Material supplied
## Begin

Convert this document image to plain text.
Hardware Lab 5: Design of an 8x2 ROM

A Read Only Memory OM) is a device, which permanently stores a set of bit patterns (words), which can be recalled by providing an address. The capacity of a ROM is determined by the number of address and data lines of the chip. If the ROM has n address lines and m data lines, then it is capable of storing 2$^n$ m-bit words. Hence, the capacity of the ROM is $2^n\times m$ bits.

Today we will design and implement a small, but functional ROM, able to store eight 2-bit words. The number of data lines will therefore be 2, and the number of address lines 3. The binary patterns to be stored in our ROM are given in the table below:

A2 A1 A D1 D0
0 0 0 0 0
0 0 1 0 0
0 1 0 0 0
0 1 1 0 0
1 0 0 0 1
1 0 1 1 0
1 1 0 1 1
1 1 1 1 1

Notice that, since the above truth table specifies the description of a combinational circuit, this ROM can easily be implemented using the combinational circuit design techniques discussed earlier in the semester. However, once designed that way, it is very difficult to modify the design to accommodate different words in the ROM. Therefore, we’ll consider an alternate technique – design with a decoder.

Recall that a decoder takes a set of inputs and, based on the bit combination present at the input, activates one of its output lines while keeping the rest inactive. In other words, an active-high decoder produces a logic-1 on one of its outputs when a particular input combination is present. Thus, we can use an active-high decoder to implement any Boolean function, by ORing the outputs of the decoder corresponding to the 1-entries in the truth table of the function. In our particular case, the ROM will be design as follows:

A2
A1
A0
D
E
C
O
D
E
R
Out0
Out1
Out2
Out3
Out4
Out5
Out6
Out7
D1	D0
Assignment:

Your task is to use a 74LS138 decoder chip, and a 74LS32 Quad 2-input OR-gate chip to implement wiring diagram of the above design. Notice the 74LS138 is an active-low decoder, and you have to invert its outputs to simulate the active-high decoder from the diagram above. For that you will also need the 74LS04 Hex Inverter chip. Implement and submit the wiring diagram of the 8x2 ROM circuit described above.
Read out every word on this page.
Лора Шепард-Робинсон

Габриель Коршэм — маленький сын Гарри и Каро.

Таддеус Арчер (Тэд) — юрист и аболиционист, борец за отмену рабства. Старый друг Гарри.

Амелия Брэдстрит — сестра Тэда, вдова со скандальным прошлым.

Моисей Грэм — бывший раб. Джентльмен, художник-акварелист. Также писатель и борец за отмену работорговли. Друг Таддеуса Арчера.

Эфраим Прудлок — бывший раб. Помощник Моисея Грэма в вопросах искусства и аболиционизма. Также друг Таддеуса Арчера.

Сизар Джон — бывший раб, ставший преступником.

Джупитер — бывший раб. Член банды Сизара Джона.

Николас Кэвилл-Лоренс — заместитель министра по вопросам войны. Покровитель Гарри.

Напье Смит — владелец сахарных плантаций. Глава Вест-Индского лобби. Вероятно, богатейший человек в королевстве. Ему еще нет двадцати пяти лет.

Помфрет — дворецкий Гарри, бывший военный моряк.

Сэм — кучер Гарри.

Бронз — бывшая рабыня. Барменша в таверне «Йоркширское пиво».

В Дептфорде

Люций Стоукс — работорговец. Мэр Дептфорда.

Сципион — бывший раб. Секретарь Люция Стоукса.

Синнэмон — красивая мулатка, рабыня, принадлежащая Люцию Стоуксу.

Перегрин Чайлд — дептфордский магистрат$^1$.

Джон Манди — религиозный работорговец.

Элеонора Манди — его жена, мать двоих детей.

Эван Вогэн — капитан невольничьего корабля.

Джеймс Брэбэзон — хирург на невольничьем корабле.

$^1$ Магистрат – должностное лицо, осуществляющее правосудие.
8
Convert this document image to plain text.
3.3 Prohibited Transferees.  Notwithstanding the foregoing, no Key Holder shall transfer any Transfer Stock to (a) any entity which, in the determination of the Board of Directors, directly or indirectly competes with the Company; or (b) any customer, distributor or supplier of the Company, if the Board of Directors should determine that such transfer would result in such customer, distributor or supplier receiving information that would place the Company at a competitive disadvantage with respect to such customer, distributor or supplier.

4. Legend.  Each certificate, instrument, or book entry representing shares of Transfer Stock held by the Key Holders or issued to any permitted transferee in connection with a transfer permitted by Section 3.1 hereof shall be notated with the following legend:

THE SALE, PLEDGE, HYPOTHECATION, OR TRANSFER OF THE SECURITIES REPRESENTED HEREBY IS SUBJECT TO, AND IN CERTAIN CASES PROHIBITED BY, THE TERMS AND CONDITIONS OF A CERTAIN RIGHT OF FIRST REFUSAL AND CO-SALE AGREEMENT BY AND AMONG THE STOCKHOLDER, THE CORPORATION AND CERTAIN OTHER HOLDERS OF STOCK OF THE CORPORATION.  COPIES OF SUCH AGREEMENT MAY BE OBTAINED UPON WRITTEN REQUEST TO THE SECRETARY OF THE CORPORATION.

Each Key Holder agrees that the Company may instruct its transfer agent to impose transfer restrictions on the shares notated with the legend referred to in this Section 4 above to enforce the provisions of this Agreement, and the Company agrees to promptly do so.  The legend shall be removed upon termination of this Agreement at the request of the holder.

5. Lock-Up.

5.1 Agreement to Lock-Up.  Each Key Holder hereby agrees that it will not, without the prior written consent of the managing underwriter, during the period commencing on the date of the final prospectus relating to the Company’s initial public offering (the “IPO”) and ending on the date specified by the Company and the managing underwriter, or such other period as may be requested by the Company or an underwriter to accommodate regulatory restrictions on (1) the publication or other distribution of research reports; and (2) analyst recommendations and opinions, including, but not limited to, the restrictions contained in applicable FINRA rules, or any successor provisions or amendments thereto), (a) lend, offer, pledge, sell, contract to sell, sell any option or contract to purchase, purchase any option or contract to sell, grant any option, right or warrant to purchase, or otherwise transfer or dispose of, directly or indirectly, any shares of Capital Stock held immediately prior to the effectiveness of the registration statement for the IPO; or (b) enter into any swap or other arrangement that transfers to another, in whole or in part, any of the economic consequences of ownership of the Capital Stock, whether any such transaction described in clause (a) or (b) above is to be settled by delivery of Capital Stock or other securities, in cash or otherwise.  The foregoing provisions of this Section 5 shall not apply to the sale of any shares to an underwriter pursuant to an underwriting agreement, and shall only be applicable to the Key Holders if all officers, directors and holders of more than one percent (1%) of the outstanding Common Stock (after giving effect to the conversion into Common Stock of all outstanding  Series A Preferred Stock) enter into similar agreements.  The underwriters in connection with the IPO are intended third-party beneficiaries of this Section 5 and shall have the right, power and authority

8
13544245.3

## End

What you need to do
Give a word-for-word copy of the records.

Solution for this problem
Convert this document image to plain text.
Hardware Lab 5: Design of an 8x2 ROM

A Read Only Memory OM) is a device, which permanently stores a set of bit patterns (words), which can be recalled by providing an address. The capacity of a ROM is determined by the number of address and data lines of the chip. If the ROM has n address lines and m data lines, then it is capable of storing 2$^n$ m-bit words. Hence, the capacity of the ROM is $2^n\times m$ bits.

Today we will design and implement a small, but functional ROM, able to store eight 2-bit words. The number of data lines will therefore be 2, and the number of address lines 3. The binary patterns to be stored in our ROM are given in the table below:

A2 A1 A D1 D0
0 0 0 0 0
0 0 1 0 0
0 1 0 0 0
0 1 1 0 0
1 0 0 0 1
1 0 1 1 0
1 1 0 1 1
1 1 1 1 1

Notice that, since the above truth table specifies the description of a combinational circuit, this ROM can easily be implemented using the combinational circuit design techniques discussed earlier in the semester. However, once designed that way, it is very difficult to modify the design to accommodate different words in the ROM. Therefore, we’ll consider an alternate technique – design with a decoder.

Recall that a decoder takes a set of inputs and, based on the bit combination present at the input, activates one of its output lines while keeping the rest inactive. In other words, an active-high decoder produces a logic-1 on one of its outputs when a particular input combination is present. Thus, we can use an active-high decoder to implement any Boolean function, by ORing the outputs of the decoder corresponding to the 1-entries in the truth table of the function. In our particular case, the ROM will be design as follows:

A2
A1
A0
D
E
C
O
D
E
R
Out0
Out1
Out2
Out3
Out4
Out5
Out6
Out7
D1	D0
Assignment:

Your task is to use a 74LS138 decoder chip, and a 74LS32 Quad 2-input OR-gate chip to implement wiring diagram of the above design. Notice the 74LS138 is an active-low decoder, and you have to invert its outputs to simulate the active-high decoder from the diagram above. For that you will also need the 74LS04 Hex Inverter chip. Implement and submit the wiring diagram of the 8x2 ROM circuit described above.
Read out every word on this page.
Лора Шепард-Робинсон

Габриель Коршэм — маленький сын Гарри и Каро.

Таддеус Арчер (Тэд) — юрист и аболиционист, борец за отмену рабства. Старый друг Гарри.

Амелия Брэдстрит — сестра Тэда, вдова со скандальным прошлым.

Моисей Грэм — бывший раб. Джентльмен, художник-акварелист. Также писатель и борец за отмену работорговли. Друг Таддеуса Арчера.

Эфраим Прудлок — бывший раб. Помощник Моисея Грэма в вопросах искусства и аболиционизма. Также друг Таддеуса Арчера.

Сизар Джон — бывший раб, ставший преступником.

Джупитер — бывший раб. Член банды Сизара Джона.

Николас Кэвилл-Лоренс — заместитель министра по вопросам войны. Покровитель Гарри.

Напье Смит — владелец сахарных плантаций. Глава Вест-Индского лобби. Вероятно, богатейший человек в королевстве. Ему еще нет двадцати пяти лет.

Помфрет — дворецкий Гарри, бывший военный моряк.

Сэм — кучер Гарри.

Бронз — бывшая рабыня. Барменша в таверне «Йоркширское пиво».

В Дептфорде

Люций Стоукс — работорговец. Мэр Дептфорда.

Сципион — бывший раб. Секретарь Люция Стоукса.

Синнэмон — красивая мулатка, рабыня, принадлежащая Люцию Стоуксу.

Перегрин Чайлд — дептфордский магистрат$^1$.

Джон Манди — религиозный работорговец.

Элеонора Манди — его жена, мать двоих детей.

Эван Вогэн — капитан невольничьего корабля.

Джеймс Брэбэзон — хирург на невольничьем корабле.

$^1$ Магистрат – должностное лицо, осуществляющее правосудие.
8
Convert this document image to plain text.
3.3 Prohibited Transferees.  Notwithstanding the foregoing, no Key Holder shall transfer any Transfer Stock to (a) any entity which, in the determination of the Board of Directors, directly or indirectly competes with the Company; or (b) any customer, distributor or supplier of the Company, if the Board of Directors should determine that such transfer would result in such customer, distributor or supplier receiving information that would place the Company at a competitive disadvantage with respect to such customer, distributor or supplier.

4. Legend.  Each certificate, instrument, or book entry representing shares of Transfer Stock held by the Key Holders or issued to any permitted transferee in connection with a transfer permitted by Section 3.1 hereof shall be notated with the following legend:

THE SALE, PLEDGE, HYPOTHECATION, OR TRANSFER OF THE SECURITIES REPRESENTED HEREBY IS SUBJECT TO, AND IN CERTAIN CASES PROHIBITED BY, THE TERMS AND CONDITIONS OF A CERTAIN RIGHT OF FIRST REFUSAL AND CO-SALE AGREEMENT BY AND AMONG THE STOCKHOLDER, THE CORPORATION AND CERTAIN OTHER HOLDERS OF STOCK OF THE CORPORATION.  COPIES OF SUCH AGREEMENT MAY BE OBTAINED UPON WRITTEN REQUEST TO THE SECRETARY OF THE CORPORATION.

Each Key Holder agrees that the Company may instruct its transfer agent to impose transfer restrictions on the shares notated with the legend referred to in this Section 4 above to enforce the provisions of this Agreement, and the Company agrees to promptly do so.  The legend shall be removed upon termination of this Agreement at the request of the holder.

5. Lock-Up.

5.1 Agreement to Lock-Up.  Each Key Holder hereby agrees that it will not, without the prior written consent of the managing underwriter, during the period commencing on the date of the final prospectus relating to the Company’s initial public offering (the “IPO”) and ending on the date specified by the Company and the managing underwriter, or such other period as may be requested by the Company or an underwriter to accommodate regulatory restrictions on (1) the publication or other distribution of research reports; and (2) analyst recommendations and opinions, including, but not limited to, the restrictions contained in applicable FINRA rules, or any successor provisions or amendments thereto), (a) lend, offer, pledge, sell, contract to sell, sell any option or contract to purchase, purchase any option or contract to sell, grant any option, right or warrant to purchase, or otherwise transfer or dispose of, directly or indirectly, any shares of Capital Stock held immediately prior to the effectiveness of the registration statement for the IPO; or (b) enter into any swap or other arrangement that transfers to another, in whole or in part, any of the economic consequences of ownership of the Capital Stock, whether any such transaction described in clause (a) or (b) above is to be settled by delivery of Capital Stock or other securities, in cash or otherwise.  The foregoing provisions of this Section 5 shall not apply to the sale of any shares to an underwriter pursuant to an underwriting agreement, and shall only be applicable to the Key Holders if all officers, directors and holders of more than one percent (1%) of the outstanding Common Stock (after giving effect to the conversion into Common Stock of all outstanding  Series A Preferred Stock) enter into similar agreements.  The underwriters in connection with the IPO are intended third-party beneficiaries of this Section 5 and shall have the right, power and authority

8
13544245.3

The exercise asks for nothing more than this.